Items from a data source

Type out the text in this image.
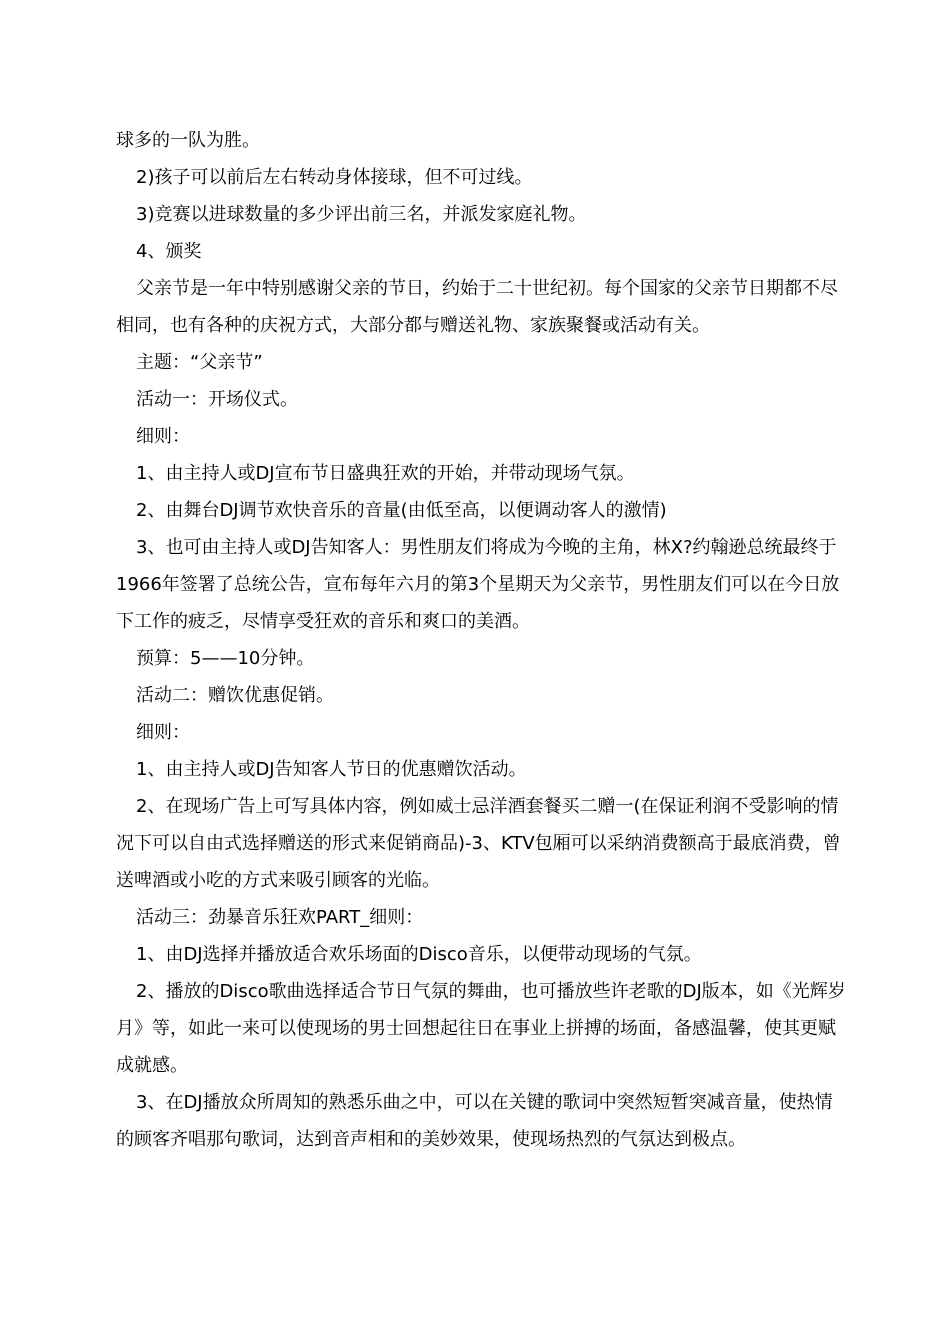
球多的一队为胜。

2)孩子可以前后左右转动身体接球，但不可过线。

3)竞赛以进球数量的多少评出前三名，并派发家庭礼物。

4、颁奖

父亲节是一年中特别感谢父亲的节日，约始于二十世纪初。每个国家的父亲节日期都不尽相同，也有各种的庆祝方式，大部分都与赠送礼物、家族聚餐或活动有关。

主题：“父亲节”

活动一：开场仪式。

细则：

1、由主持人或DJ宣布节日盛典狂欢的开始，并带动现场气氛。

2、由舞台DJ调节欢快音乐的音量(由低至高，以便调动客人的激情)

3、也可由主持人或DJ告知客人：男性朋友们将成为今晚的主角，林X?约翰逊总统最终于1966年签署了总统公告，宣布每年六月的第3个星期天为父亲节，男性朋友们可以在今日放下工作的疲乏，尽情享受狂欢的音乐和爽口的美酒。

预算：5——10分钟。

活动二：赠饮优惠促销。

细则：

1、由主持人或DJ告知客人节日的优惠赠饮活动。

2、在现场广告上可写具体内容，例如威士忌洋酒套餐买二赠一(在保证利润不受影响的情况下可以自由式选择赠送的形式来促销商品)-3、KTV包厢可以采纳消费额高于最底消费，曾送啤酒或小吃的方式来吸引顾客的光临。

活动三：劲暴音乐狂欢PART_细则：

1、由DJ选择并播放适合欢乐场面的Disco音乐，以便带动现场的气氛。

2、播放的Disco歌曲选择适合节日气氛的舞曲，也可播放些许老歌的DJ版本，如《光辉岁月》等，如此一来可以使现场的男士回想起往日在事业上拼搏的场面，备感温馨，使其更赋成就感。

3、在DJ播放众所周知的熟悉乐曲之中，可以在关键的歌词中突然短暂突减音量，使热情的顾客齐唱那句歌词，达到音声相和的美妙效果，使现场热烈的气氛达到极点。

#### TASK
In your copy, repeat each record exactly and include no pictures.

#### FINISHED TASK
Type out the text in this image.
球多的一队为胜。

2)孩子可以前后左右转动身体接球，但不可过线。

3)竞赛以进球数量的多少评出前三名，并派发家庭礼物。

4、颁奖

父亲节是一年中特别感谢父亲的节日，约始于二十世纪初。每个国家的父亲节日期都不尽相同，也有各种的庆祝方式，大部分都与赠送礼物、家族聚餐或活动有关。

主题：“父亲节”

活动一：开场仪式。

细则：

1、由主持人或DJ宣布节日盛典狂欢的开始，并带动现场气氛。

2、由舞台DJ调节欢快音乐的音量(由低至高，以便调动客人的激情)

3、也可由主持人或DJ告知客人：男性朋友们将成为今晚的主角，林X?约翰逊总统最终于1966年签署了总统公告，宣布每年六月的第3个星期天为父亲节，男性朋友们可以在今日放下工作的疲乏，尽情享受狂欢的音乐和爽口的美酒。

预算：5——10分钟。

活动二：赠饮优惠促销。

细则：

1、由主持人或DJ告知客人节日的优惠赠饮活动。

2、在现场广告上可写具体内容，例如威士忌洋酒套餐买二赠一(在保证利润不受影响的情况下可以自由式选择赠送的形式来促销商品)-3、KTV包厢可以采纳消费额高于最底消费，曾送啤酒或小吃的方式来吸引顾客的光临。

活动三：劲暴音乐狂欢PART_细则：

1、由DJ选择并播放适合欢乐场面的Disco音乐，以便带动现场的气氛。

2、播放的Disco歌曲选择适合节日气氛的舞曲，也可播放些许老歌的DJ版本，如《光辉岁月》等，如此一来可以使现场的男士回想起往日在事业上拼搏的场面，备感温馨，使其更赋成就感。

3、在DJ播放众所周知的熟悉乐曲之中，可以在关键的歌词中突然短暂突减音量，使热情的顾客齐唱那句歌词，达到音声相和的美妙效果，使现场热烈的气氛达到极点。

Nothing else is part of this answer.